Work instructions → Below are the entries; output exactly the lines from the one containing "Type out the text in this image." through the final line, inclusive.

Provided entries →
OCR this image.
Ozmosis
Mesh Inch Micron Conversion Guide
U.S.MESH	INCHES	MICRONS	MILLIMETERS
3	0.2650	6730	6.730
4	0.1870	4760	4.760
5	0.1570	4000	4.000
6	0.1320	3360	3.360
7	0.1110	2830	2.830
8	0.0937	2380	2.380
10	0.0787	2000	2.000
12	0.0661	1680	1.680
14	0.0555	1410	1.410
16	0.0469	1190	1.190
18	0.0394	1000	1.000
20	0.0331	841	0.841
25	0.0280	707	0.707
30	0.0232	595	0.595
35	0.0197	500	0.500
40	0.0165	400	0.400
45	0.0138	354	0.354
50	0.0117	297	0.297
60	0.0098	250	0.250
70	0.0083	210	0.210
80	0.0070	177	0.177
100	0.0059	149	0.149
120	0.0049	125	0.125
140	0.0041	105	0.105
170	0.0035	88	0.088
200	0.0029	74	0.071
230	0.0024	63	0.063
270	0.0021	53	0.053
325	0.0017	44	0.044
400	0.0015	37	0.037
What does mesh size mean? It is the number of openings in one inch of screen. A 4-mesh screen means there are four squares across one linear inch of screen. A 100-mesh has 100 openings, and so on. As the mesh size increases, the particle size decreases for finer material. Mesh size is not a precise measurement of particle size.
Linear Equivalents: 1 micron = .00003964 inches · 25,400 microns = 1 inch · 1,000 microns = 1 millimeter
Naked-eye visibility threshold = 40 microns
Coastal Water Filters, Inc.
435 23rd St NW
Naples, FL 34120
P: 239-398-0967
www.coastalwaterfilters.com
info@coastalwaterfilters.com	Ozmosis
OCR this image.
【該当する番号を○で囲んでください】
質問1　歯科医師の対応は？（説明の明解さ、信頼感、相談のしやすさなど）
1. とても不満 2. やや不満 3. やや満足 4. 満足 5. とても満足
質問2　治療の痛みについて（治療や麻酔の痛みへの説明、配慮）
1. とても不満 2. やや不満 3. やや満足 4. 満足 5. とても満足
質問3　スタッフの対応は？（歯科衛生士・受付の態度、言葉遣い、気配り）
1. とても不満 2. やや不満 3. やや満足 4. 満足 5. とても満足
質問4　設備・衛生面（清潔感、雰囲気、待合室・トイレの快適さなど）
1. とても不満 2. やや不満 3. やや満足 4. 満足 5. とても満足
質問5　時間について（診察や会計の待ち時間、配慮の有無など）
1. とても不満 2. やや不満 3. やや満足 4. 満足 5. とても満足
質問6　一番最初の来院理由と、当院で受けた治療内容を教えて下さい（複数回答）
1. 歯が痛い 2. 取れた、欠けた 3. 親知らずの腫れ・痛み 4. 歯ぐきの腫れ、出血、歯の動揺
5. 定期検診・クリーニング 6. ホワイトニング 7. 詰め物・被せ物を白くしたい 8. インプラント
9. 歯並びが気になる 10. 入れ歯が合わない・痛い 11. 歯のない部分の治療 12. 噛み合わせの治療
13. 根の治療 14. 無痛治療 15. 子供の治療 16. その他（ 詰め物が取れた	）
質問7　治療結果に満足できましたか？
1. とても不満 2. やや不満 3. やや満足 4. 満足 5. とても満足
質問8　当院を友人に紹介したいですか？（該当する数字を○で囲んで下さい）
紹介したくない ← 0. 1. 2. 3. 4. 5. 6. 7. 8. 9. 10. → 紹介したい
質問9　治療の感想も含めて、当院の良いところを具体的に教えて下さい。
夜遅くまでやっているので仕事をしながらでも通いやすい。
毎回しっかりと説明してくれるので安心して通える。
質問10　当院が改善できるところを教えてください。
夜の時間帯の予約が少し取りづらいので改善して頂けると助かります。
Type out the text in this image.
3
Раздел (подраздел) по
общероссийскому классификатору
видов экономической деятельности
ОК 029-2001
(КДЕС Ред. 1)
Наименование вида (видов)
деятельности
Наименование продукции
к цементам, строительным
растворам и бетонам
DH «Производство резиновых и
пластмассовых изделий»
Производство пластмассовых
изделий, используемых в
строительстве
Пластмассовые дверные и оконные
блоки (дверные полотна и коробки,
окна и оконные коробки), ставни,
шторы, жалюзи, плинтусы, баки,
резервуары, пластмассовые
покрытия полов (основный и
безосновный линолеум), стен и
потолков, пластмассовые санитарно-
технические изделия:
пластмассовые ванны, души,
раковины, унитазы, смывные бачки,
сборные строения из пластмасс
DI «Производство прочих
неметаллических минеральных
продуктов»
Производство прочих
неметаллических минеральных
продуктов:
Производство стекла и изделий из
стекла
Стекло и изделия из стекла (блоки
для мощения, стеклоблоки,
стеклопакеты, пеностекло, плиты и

Exercise result →
Type out the text in this image.
3
Раздел (подраздел) по
общероссийскому классификатору
видов экономической деятельности
ОК 029-2001
(КДЕС Ред. 1)
Наименование вида (видов)
деятельности
Наименование продукции
к цементам, строительным
растворам и бетонам
DH «Производство резиновых и
пластмассовых изделий»
Производство пластмассовых
изделий, используемых в
строительстве
Пластмассовые дверные и оконные
блоки (дверные полотна и коробки,
окна и оконные коробки), ставни,
шторы, жалюзи, плинтусы, баки,
резервуары, пластмассовые
покрытия полов (основный и
безосновный линолеум), стен и
потолков, пластмассовые санитарно-
технические изделия:
пластмассовые ванны, души,
раковины, унитазы, смывные бачки,
сборные строения из пластмасс
DI «Производство прочих
неметаллических минеральных
продуктов»
Производство прочих
неметаллических минеральных
продуктов:
Производство стекла и изделий из
стекла
Стекло и изделия из стекла (блоки
для мощения, стеклоблоки,
стеклопакеты, пеностекло, плиты и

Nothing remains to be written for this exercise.